EXTRACTED INFORMATION Block Start

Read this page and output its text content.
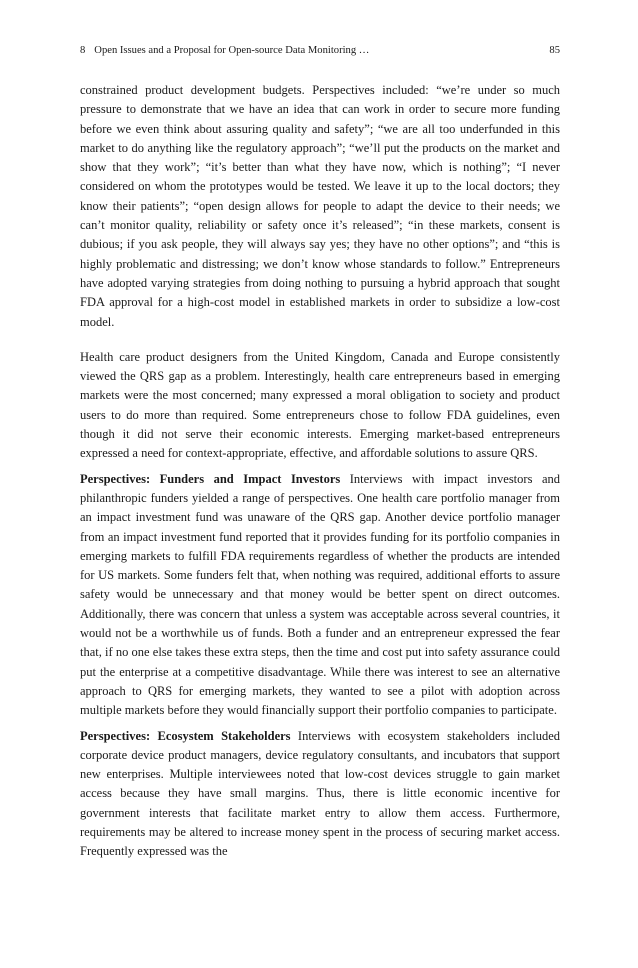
8 Open Issues and a Proposal for Open-source Data Monitoring …	85

constrained product development budgets. Perspectives included: “we’re under so much pressure to demonstrate that we have an idea that can work in order to secure more funding before we even think about assuring quality and safety”; “we are all too underfunded in this market to do anything like the regulatory approach”; “we’ll put the products on the market and show that they work”; “it’s better than what they have now, which is nothing”; “I never considered on whom the prototypes would be tested. We leave it up to the local doctors; they know their patients”; “open design allows for people to adapt the device to their needs; we can’t monitor quality, reliability or safety once it’s released”; “in these markets, consent is dubious; if you ask people, they will always say yes; they have no other options”; and “this is highly problematic and distressing; we don’t know whose standards to follow.” Entrepreneurs have adopted varying strategies from doing nothing to pursuing a hybrid approach that sought FDA approval for a high-cost model in established markets in order to subsidize a low-cost model.

Health care product designers from the United Kingdom, Canada and Europe consistently viewed the QRS gap as a problem. Interestingly, health care entrepreneurs based in emerging markets were the most concerned; many expressed a moral obligation to society and product users to do more than required. Some entrepreneurs chose to follow FDA guidelines, even though it did not serve their economic interests. Emerging market-based entrepreneurs expressed a need for context-appropriate, effective, and affordable solutions to assure QRS.

Perspectives: Funders and Impact Investors Interviews with impact investors and philanthropic funders yielded a range of perspectives. One health care portfolio manager from an impact investment fund was unaware of the QRS gap. Another device portfolio manager from an impact investment fund reported that it provides funding for its portfolio companies in emerging markets to fulfill FDA requirements regardless of whether the products are intended for US markets. Some funders felt that, when nothing was required, additional efforts to assure safety would be unnecessary and that money would be better spent on direct outcomes. Additionally, there was concern that unless a system was acceptable across several countries, it would not be a worthwhile us of funds. Both a funder and an entrepreneur expressed the fear that, if no one else takes these extra steps, then the time and cost put into safety assurance could put the enterprise at a competitive disadvantage. While there was interest to see an alternative approach to QRS for emerging markets, they wanted to see a pilot with adoption across multiple markets before they would financially support their portfolio companies to participate.

Perspectives: Ecosystem Stakeholders Interviews with ecosystem stakeholders included corporate device product managers, device regulatory consultants, and incubators that support new enterprises. Multiple interviewees noted that low-cost devices struggle to gain market access because they have small margins. Thus, there is little economic incentive for government interests that facilitate market entry to allow them access. Furthermore, requirements may be altered to increase money spent in the process of securing market access. Frequently expressed was the
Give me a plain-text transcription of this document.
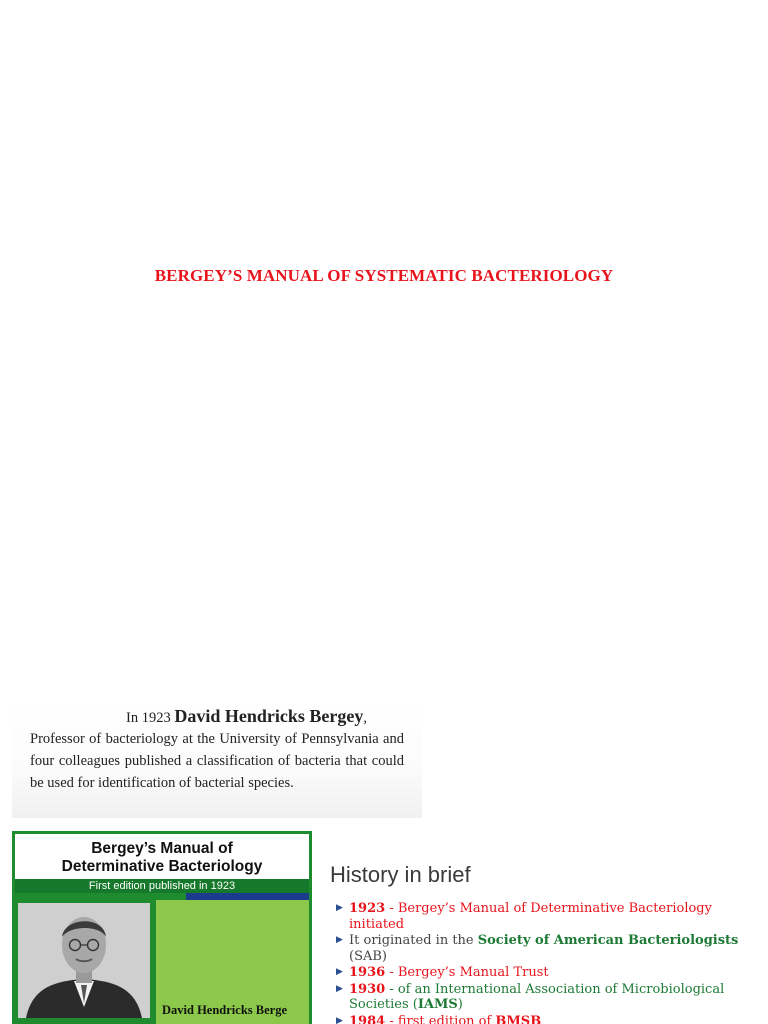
BERGEY’S MANUAL OF SYSTEMATIC BACTERIOLOGY
In 1923 David Hendricks Bergey,
Professor of bacteriology at the University of Pennsylvania and four colleagues published a classification of bacteria that could be used for identification of bacterial species.
Bergey’s Manual of
Determinative Bacteriology
First edition published in 1923
David Hendricks Berge
History in brief
▶ 1923 - Bergey’s Manual of Determinative Bacteriology initiated
▶ It originated in the Society of American Bacteriologists (SAB)
▶ 1936 - Bergey’s Manual Trust
▶ 1930 - of an International Association of Microbiological Societies (IAMS)
▶ 1984 - first edition of BMSB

EXTRACTED INFORMATION Block End

**WHAT IS BEING ASKED:** Repeat the listing above verbatim, but exclude the pictures it contains.

**SOLUTION FOR THIS EXERCISE:**
Read this page and output its text content.
8 Open Issues and a Proposal for Open-source Data Monitoring …	85

constrained product development budgets. Perspectives included: “we’re under so much pressure to demonstrate that we have an idea that can work in order to secure more funding before we even think about assuring quality and safety”; “we are all too underfunded in this market to do anything like the regulatory approach”; “we’ll put the products on the market and show that they work”; “it’s better than what they have now, which is nothing”; “I never considered on whom the prototypes would be tested. We leave it up to the local doctors; they know their patients”; “open design allows for people to adapt the device to their needs; we can’t monitor quality, reliability or safety once it’s released”; “in these markets, consent is dubious; if you ask people, they will always say yes; they have no other options”; and “this is highly problematic and distressing; we don’t know whose standards to follow.” Entrepreneurs have adopted varying strategies from doing nothing to pursuing a hybrid approach that sought FDA approval for a high-cost model in established markets in order to subsidize a low-cost model.

Health care product designers from the United Kingdom, Canada and Europe consistently viewed the QRS gap as a problem. Interestingly, health care entrepreneurs based in emerging markets were the most concerned; many expressed a moral obligation to society and product users to do more than required. Some entrepreneurs chose to follow FDA guidelines, even though it did not serve their economic interests. Emerging market-based entrepreneurs expressed a need for context-appropriate, effective, and affordable solutions to assure QRS.

Perspectives: Funders and Impact Investors Interviews with impact investors and philanthropic funders yielded a range of perspectives. One health care portfolio manager from an impact investment fund was unaware of the QRS gap. Another device portfolio manager from an impact investment fund reported that it provides funding for its portfolio companies in emerging markets to fulfill FDA requirements regardless of whether the products are intended for US markets. Some funders felt that, when nothing was required, additional efforts to assure safety would be unnecessary and that money would be better spent on direct outcomes. Additionally, there was concern that unless a system was acceptable across several countries, it would not be a worthwhile us of funds. Both a funder and an entrepreneur expressed the fear that, if no one else takes these extra steps, then the time and cost put into safety assurance could put the enterprise at a competitive disadvantage. While there was interest to see an alternative approach to QRS for emerging markets, they wanted to see a pilot with adoption across multiple markets before they would financially support their portfolio companies to participate.

Perspectives: Ecosystem Stakeholders Interviews with ecosystem stakeholders included corporate device product managers, device regulatory consultants, and incubators that support new enterprises. Multiple interviewees noted that low-cost devices struggle to gain market access because they have small margins. Thus, there is little economic incentive for government interests that facilitate market entry to allow them access. Furthermore, requirements may be altered to increase money spent in the process of securing market access. Frequently expressed was the
Give me a plain-text transcription of this document.
BERGEY’S MANUAL OF SYSTEMATIC BACTERIOLOGY
In 1923 David Hendricks Bergey,
Professor of bacteriology at the University of Pennsylvania and four colleagues published a classification of bacteria that could be used for identification of bacterial species.
Bergey’s Manual of
Determinative Bacteriology
First edition published in 1923
David Hendricks Berge
History in brief
▶ 1923 - Bergey’s Manual of Determinative Bacteriology initiated
▶ It originated in the Society of American Bacteriologists (SAB)
▶ 1936 - Bergey’s Manual Trust
▶ 1930 - of an International Association of Microbiological Societies (IAMS)
▶ 1984 - first edition of BMSB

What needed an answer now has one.